** Description of the task **
Below are the records. Gather each line that holds "dioptres".

* Start Given entries *

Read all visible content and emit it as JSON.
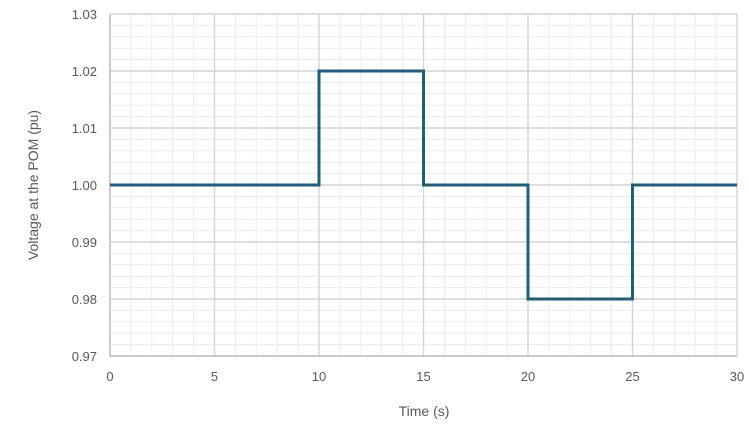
{
  "chart_data": {
    "type": "line",
    "title": "",
    "xlabel": "Time (s)",
    "ylabel": "Voltage at the POM (pu)",
    "xlim": [
      0,
      30
    ],
    "ylim": [
      0.97,
      1.03
    ],
    "x_ticks": [
      0,
      5,
      10,
      15,
      20,
      25,
      30
    ],
    "x_tick_labels": [
      "0",
      "5",
      "10",
      "15",
      "20",
      "25",
      "30"
    ],
    "y_ticks": [
      0.97,
      0.98,
      0.99,
      1.0,
      1.01,
      1.02,
      1.03
    ],
    "y_tick_labels": [
      "0.97",
      "0.98",
      "0.99",
      "1.00",
      "1.01",
      "1.02",
      "1.03"
    ],
    "grid": true,
    "minor_grid": true,
    "legend": "none",
    "series": [
      {
        "color": "#1f5f7a",
        "x": [
          0,
          10,
          10,
          15,
          15,
          20,
          20,
          25,
          25,
          30
        ],
        "y": [
          1.0,
          1.0,
          1.02,
          1.02,
          1.0,
          1.0,
          0.98,
          0.98,
          1.0,
          1.0
        ]
      }
    ]
  }
}
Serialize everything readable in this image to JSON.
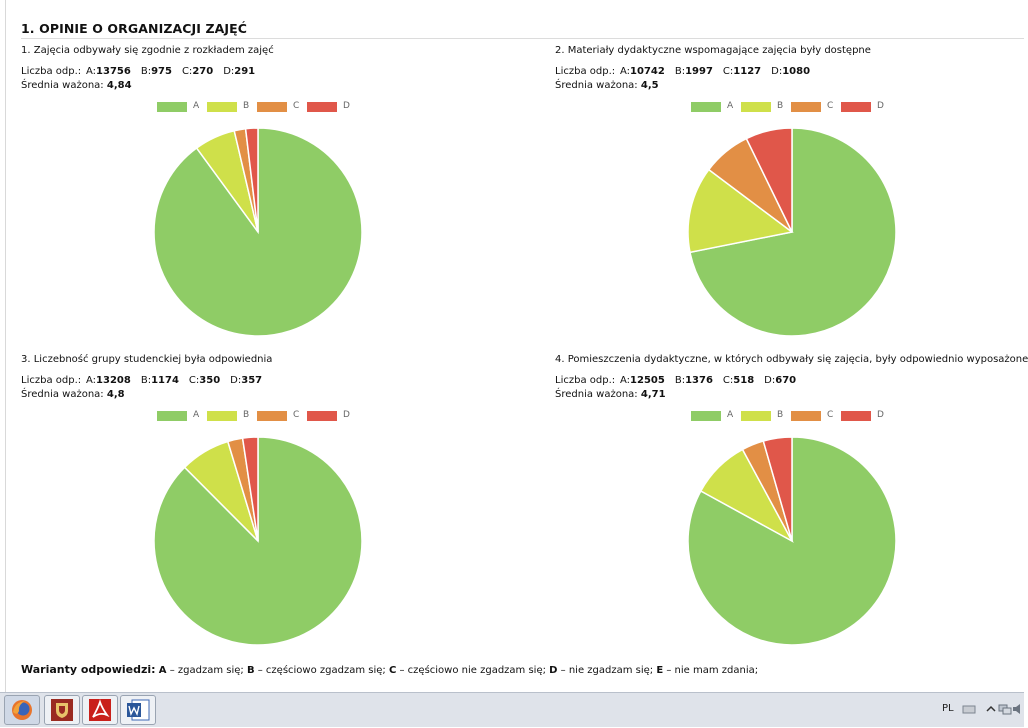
{
  "section_title": "1. OPINIE O ORGANIZACJI ZAJĘĆ",
  "questions": [
    {
      "title": "1. Zajęcia odbywały się zgodnie z rozkładem zajęć",
      "counts_label": "Liczba odp.:",
      "counts": [
        {
          "letter": "A:",
          "value": "13756"
        },
        {
          "letter": "B:",
          "value": "975"
        },
        {
          "letter": "C:",
          "value": "270"
        },
        {
          "letter": "D:",
          "value": "291"
        }
      ],
      "avg_label": "Średnia ważona:",
      "avg_value": "4,84"
    },
    {
      "title": "2. Materiały dydaktyczne wspomagające zajęcia były dostępne",
      "counts_label": "Liczba odp.:",
      "counts": [
        {
          "letter": "A:",
          "value": "10742"
        },
        {
          "letter": "B:",
          "value": "1997"
        },
        {
          "letter": "C:",
          "value": "1127"
        },
        {
          "letter": "D:",
          "value": "1080"
        }
      ],
      "avg_label": "Średnia ważona:",
      "avg_value": "4,5"
    },
    {
      "title": "3. Liczebność grupy studenckiej była odpowiednia",
      "counts_label": "Liczba odp.:",
      "counts": [
        {
          "letter": "A:",
          "value": "13208"
        },
        {
          "letter": "B:",
          "value": "1174"
        },
        {
          "letter": "C:",
          "value": "350"
        },
        {
          "letter": "D:",
          "value": "357"
        }
      ],
      "avg_label": "Średnia ważona:",
      "avg_value": "4,8"
    },
    {
      "title": "4. Pomieszczenia dydaktyczne, w których odbywały się zajęcia, były odpowiednio wyposażone",
      "counts_label": "Liczba odp.:",
      "counts": [
        {
          "letter": "A:",
          "value": "12505"
        },
        {
          "letter": "B:",
          "value": "1376"
        },
        {
          "letter": "C:",
          "value": "518"
        },
        {
          "letter": "D:",
          "value": "670"
        }
      ],
      "avg_label": "Średnia ważona:",
      "avg_value": "4,71"
    }
  ],
  "chart_data": [
    {
      "type": "pie",
      "categories": [
        "A",
        "B",
        "C",
        "D"
      ],
      "values": [
        13756,
        975,
        270,
        291
      ],
      "legend": "top",
      "colors": [
        "#8fcc66",
        "#cfe04a",
        "#e28f45",
        "#e0574a"
      ]
    },
    {
      "type": "pie",
      "categories": [
        "A",
        "B",
        "C",
        "D"
      ],
      "values": [
        10742,
        1997,
        1127,
        1080
      ],
      "legend": "top",
      "colors": [
        "#8fcc66",
        "#cfe04a",
        "#e28f45",
        "#e0574a"
      ]
    },
    {
      "type": "pie",
      "categories": [
        "A",
        "B",
        "C",
        "D"
      ],
      "values": [
        13208,
        1174,
        350,
        357
      ],
      "legend": "top",
      "colors": [
        "#8fcc66",
        "#cfe04a",
        "#e28f45",
        "#e0574a"
      ]
    },
    {
      "type": "pie",
      "categories": [
        "A",
        "B",
        "C",
        "D"
      ],
      "values": [
        12505,
        1376,
        518,
        670
      ],
      "legend": "top",
      "colors": [
        "#8fcc66",
        "#cfe04a",
        "#e28f45",
        "#e0574a"
      ]
    }
  ],
  "variants": {
    "title": "Warianty odpowiedzi:",
    "items": [
      {
        "k": "A",
        "t": " – zgadzam się; "
      },
      {
        "k": "B",
        "t": " – częściowo zgadzam się; "
      },
      {
        "k": "C",
        "t": " – częściowo nie zgadzam się; "
      },
      {
        "k": "D",
        "t": " – nie zgadzam się; "
      },
      {
        "k": "E",
        "t": " – nie mam zdania;"
      }
    ]
  },
  "taskbar": {
    "apps": [
      {
        "name": "firefox-icon"
      },
      {
        "name": "university-crest-icon"
      },
      {
        "name": "pdf-reader-icon"
      },
      {
        "name": "word-icon"
      }
    ],
    "language": "PL"
  }
}
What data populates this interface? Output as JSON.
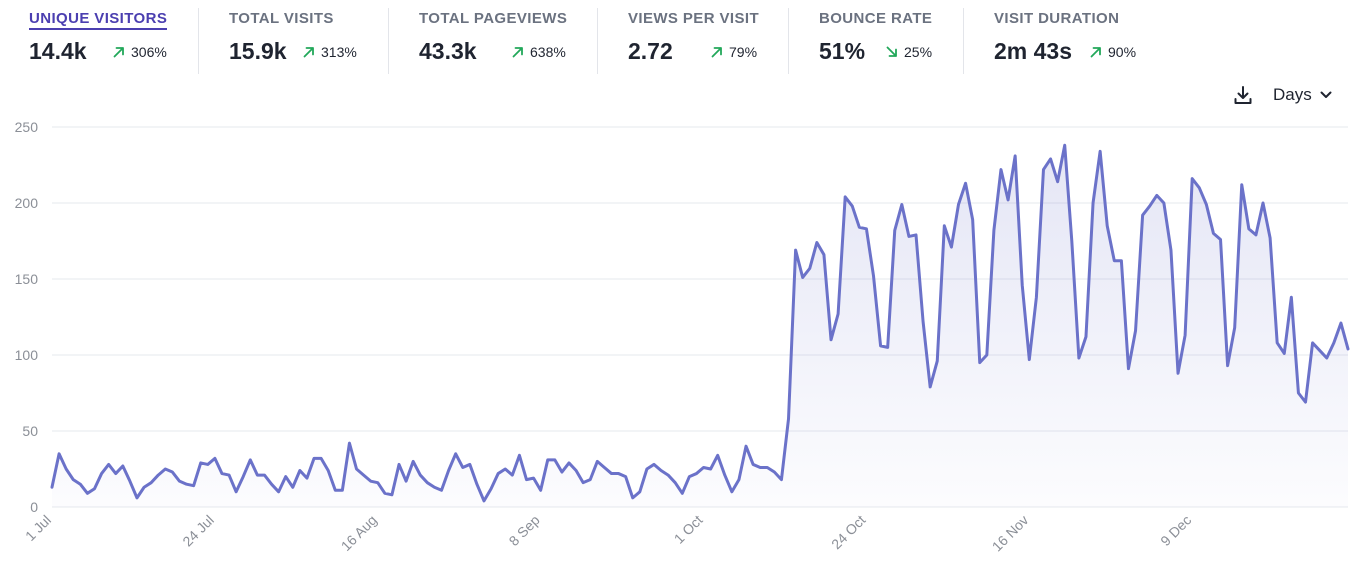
{
  "metrics": [
    {
      "label": "UNIQUE VISITORS",
      "value": "14.4k",
      "change": "306%",
      "direction": "up"
    },
    {
      "label": "TOTAL VISITS",
      "value": "15.9k",
      "change": "313%",
      "direction": "up"
    },
    {
      "label": "TOTAL PAGEVIEWS",
      "value": "43.3k",
      "change": "638%",
      "direction": "up"
    },
    {
      "label": "VIEWS PER VISIT",
      "value": "2.72",
      "change": "79%",
      "direction": "up"
    },
    {
      "label": "BOUNCE RATE",
      "value": "51%",
      "change": "25%",
      "direction": "down"
    },
    {
      "label": "VISIT DURATION",
      "value": "2m 43s",
      "change": "90%",
      "direction": "up"
    }
  ],
  "toolbar": {
    "download_icon": "download-icon",
    "interval_label": "Days",
    "interval_icon": "chevron-down-icon"
  },
  "colors": {
    "line": "#6b72c9",
    "fill": "#e8eaf7",
    "grid": "#e6e8ee",
    "up": "#22a85a",
    "down": "#22a85a",
    "accent": "#4b3fb0"
  },
  "chart_data": {
    "type": "area",
    "title": "",
    "xlabel": "",
    "ylabel": "",
    "ylim": [
      0,
      250
    ],
    "yticks": [
      0,
      50,
      100,
      150,
      200,
      250
    ],
    "grid": true,
    "x_start": "2023-07-01",
    "xtick_labels": [
      "1 Jul",
      "24 Jul",
      "16 Aug",
      "8 Sep",
      "1 Oct",
      "24 Oct",
      "16 Nov",
      "9 Dec"
    ],
    "xtick_days": [
      0,
      23,
      46,
      69,
      92,
      115,
      138,
      161
    ],
    "series": [
      {
        "values": [
          13,
          35,
          25,
          18,
          15,
          9,
          12,
          22,
          28,
          22,
          27,
          17,
          6,
          13,
          16,
          21,
          25,
          23,
          17,
          15,
          14,
          29,
          28,
          32,
          22,
          21,
          10,
          20,
          31,
          21,
          21,
          15,
          10,
          20,
          13,
          24,
          19,
          32,
          32,
          24,
          11,
          11,
          42,
          25,
          21,
          17,
          16,
          9,
          8,
          28,
          17,
          30,
          21,
          16,
          13,
          11,
          24,
          35,
          26,
          28,
          15,
          4,
          12,
          22,
          25,
          21,
          34,
          18,
          19,
          11,
          31,
          31,
          23,
          29,
          24,
          16,
          18,
          30,
          26,
          22,
          22,
          20,
          6,
          10,
          25,
          28,
          24,
          21,
          16,
          9,
          20,
          22,
          26,
          25,
          34,
          21,
          10,
          18,
          40,
          28,
          26,
          26,
          23,
          18,
          58,
          169,
          151,
          157,
          174,
          166,
          110,
          127,
          204,
          198,
          184,
          183,
          152,
          106,
          105,
          182,
          199,
          178,
          179,
          122,
          79,
          96,
          185,
          171,
          199,
          213,
          189,
          95,
          100,
          182,
          222,
          202,
          231,
          146,
          97,
          138,
          222,
          229,
          214,
          238,
          175,
          98,
          112,
          200,
          234,
          185,
          162,
          162,
          91,
          116,
          192,
          198,
          205,
          200,
          169,
          88,
          113,
          216,
          210,
          199,
          180,
          176,
          93,
          118,
          212,
          183,
          179,
          200,
          177,
          108,
          101,
          138,
          75,
          69,
          108,
          103,
          98,
          108,
          121,
          104
        ]
      }
    ]
  }
}
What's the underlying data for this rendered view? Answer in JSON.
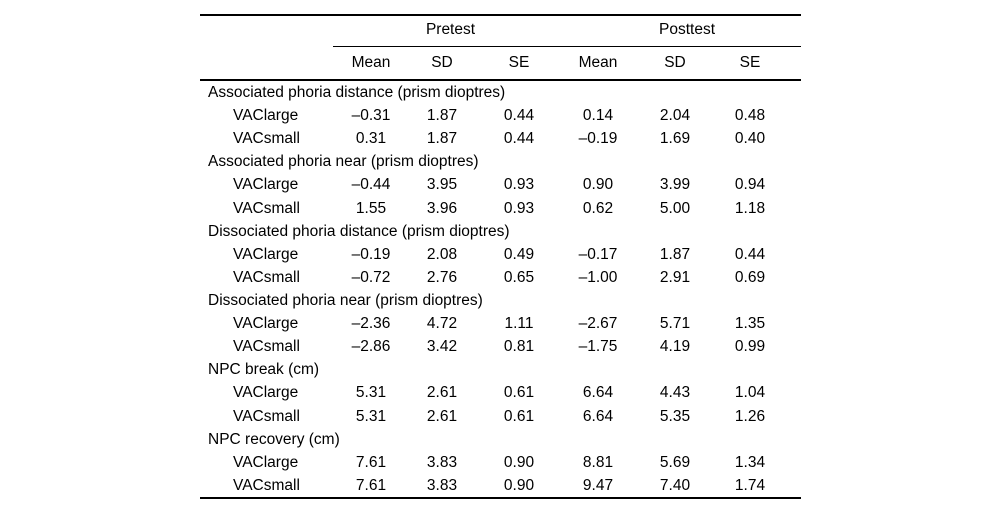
{
  "table": {
    "column_groups": [
      "Pretest",
      "Posttest"
    ],
    "sub_columns": [
      "Mean",
      "SD",
      "SE",
      "Mean",
      "SD",
      "SE"
    ],
    "sections": [
      {
        "header": "Associated phoria distance (prism dioptres)",
        "rows": [
          {
            "label": "VAClarge",
            "values": [
              "–0.31",
              "1.87",
              "0.44",
              "0.14",
              "2.04",
              "0.48"
            ]
          },
          {
            "label": "VACsmall",
            "values": [
              "0.31",
              "1.87",
              "0.44",
              "–0.19",
              "1.69",
              "0.40"
            ]
          }
        ]
      },
      {
        "header": "Associated phoria near (prism dioptres)",
        "rows": [
          {
            "label": "VAClarge",
            "values": [
              "–0.44",
              "3.95",
              "0.93",
              "0.90",
              "3.99",
              "0.94"
            ]
          },
          {
            "label": "VACsmall",
            "values": [
              "1.55",
              "3.96",
              "0.93",
              "0.62",
              "5.00",
              "1.18"
            ]
          }
        ]
      },
      {
        "header": "Dissociated phoria distance (prism dioptres)",
        "rows": [
          {
            "label": "VAClarge",
            "values": [
              "–0.19",
              "2.08",
              "0.49",
              "–0.17",
              "1.87",
              "0.44"
            ]
          },
          {
            "label": "VACsmall",
            "values": [
              "–0.72",
              "2.76",
              "0.65",
              "–1.00",
              "2.91",
              "0.69"
            ]
          }
        ]
      },
      {
        "header": "Dissociated phoria near (prism dioptres)",
        "rows": [
          {
            "label": "VAClarge",
            "values": [
              "–2.36",
              "4.72",
              "1.11",
              "–2.67",
              "5.71",
              "1.35"
            ]
          },
          {
            "label": "VACsmall",
            "values": [
              "–2.86",
              "3.42",
              "0.81",
              "–1.75",
              "4.19",
              "0.99"
            ]
          }
        ]
      },
      {
        "header": "NPC break (cm)",
        "rows": [
          {
            "label": "VAClarge",
            "values": [
              "5.31",
              "2.61",
              "0.61",
              "6.64",
              "4.43",
              "1.04"
            ]
          },
          {
            "label": "VACsmall",
            "values": [
              "5.31",
              "2.61",
              "0.61",
              "6.64",
              "5.35",
              "1.26"
            ]
          }
        ]
      },
      {
        "header": "NPC recovery (cm)",
        "rows": [
          {
            "label": "VAClarge",
            "values": [
              "7.61",
              "3.83",
              "0.90",
              "8.81",
              "5.69",
              "1.34"
            ]
          },
          {
            "label": "VACsmall",
            "values": [
              "7.61",
              "3.83",
              "0.90",
              "9.47",
              "7.40",
              "1.74"
            ]
          }
        ]
      }
    ],
    "colors": {
      "text": "#000000",
      "rule": "#000000",
      "background": "#ffffff"
    }
  }
}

* End Given entries *

** Solution to this problem **
        "header": "Associated phoria distance (prism dioptres)",
        "header": "Associated phoria near (prism dioptres)",
        "header": "Dissociated phoria distance (prism dioptres)",
        "header": "Dissociated phoria near (prism dioptres)",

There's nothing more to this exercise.